◆ WHAT TO DO
Sort through the entries below and pull out lines containing the word "this".

◆ GIVEN DATA

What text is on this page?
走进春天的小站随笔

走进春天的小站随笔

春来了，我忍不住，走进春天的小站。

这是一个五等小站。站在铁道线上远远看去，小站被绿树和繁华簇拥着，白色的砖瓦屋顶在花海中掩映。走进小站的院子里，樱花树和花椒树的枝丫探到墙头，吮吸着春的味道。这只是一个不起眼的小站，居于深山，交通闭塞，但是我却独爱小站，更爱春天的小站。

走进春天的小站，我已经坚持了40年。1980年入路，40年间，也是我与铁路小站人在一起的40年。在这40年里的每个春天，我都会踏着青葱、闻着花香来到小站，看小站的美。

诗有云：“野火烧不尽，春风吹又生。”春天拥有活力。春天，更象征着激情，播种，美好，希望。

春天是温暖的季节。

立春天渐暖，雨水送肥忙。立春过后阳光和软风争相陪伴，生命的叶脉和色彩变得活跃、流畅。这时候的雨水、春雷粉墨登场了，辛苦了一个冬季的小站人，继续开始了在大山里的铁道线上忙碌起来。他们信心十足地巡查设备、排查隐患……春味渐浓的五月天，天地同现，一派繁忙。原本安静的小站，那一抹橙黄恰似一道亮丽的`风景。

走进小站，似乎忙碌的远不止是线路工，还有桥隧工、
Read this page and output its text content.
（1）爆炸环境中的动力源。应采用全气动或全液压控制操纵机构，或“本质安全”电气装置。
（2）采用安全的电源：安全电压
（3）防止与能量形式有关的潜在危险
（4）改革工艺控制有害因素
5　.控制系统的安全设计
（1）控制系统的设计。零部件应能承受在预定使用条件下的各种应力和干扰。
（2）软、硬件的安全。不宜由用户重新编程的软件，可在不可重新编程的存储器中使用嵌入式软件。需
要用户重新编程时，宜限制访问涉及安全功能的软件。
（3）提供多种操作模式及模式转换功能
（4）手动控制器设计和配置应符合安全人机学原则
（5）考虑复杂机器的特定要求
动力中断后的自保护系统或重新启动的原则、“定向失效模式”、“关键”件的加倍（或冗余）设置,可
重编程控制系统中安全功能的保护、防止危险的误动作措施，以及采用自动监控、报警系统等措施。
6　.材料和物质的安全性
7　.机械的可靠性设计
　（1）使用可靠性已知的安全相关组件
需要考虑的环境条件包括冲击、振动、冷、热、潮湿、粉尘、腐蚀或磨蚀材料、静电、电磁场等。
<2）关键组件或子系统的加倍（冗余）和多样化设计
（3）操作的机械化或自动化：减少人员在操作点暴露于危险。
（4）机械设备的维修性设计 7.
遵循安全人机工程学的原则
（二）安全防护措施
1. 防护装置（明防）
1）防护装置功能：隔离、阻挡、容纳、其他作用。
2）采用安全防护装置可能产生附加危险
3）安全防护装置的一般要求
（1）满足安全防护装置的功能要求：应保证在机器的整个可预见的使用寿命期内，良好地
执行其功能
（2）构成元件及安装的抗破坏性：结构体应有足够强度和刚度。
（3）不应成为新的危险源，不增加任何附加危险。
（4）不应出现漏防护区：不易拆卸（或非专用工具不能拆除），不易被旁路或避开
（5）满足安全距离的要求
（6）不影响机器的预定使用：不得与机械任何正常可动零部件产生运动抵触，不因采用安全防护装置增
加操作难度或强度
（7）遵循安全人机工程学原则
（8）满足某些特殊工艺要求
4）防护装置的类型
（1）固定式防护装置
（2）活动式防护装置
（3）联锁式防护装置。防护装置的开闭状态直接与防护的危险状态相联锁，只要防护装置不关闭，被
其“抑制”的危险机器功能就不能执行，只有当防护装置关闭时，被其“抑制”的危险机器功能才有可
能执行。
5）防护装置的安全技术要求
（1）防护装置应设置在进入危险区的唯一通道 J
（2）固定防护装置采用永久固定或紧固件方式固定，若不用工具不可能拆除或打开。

◆ RESPONSE TO THE EXERCISE
What text is on this page?
Read this page and output its text content.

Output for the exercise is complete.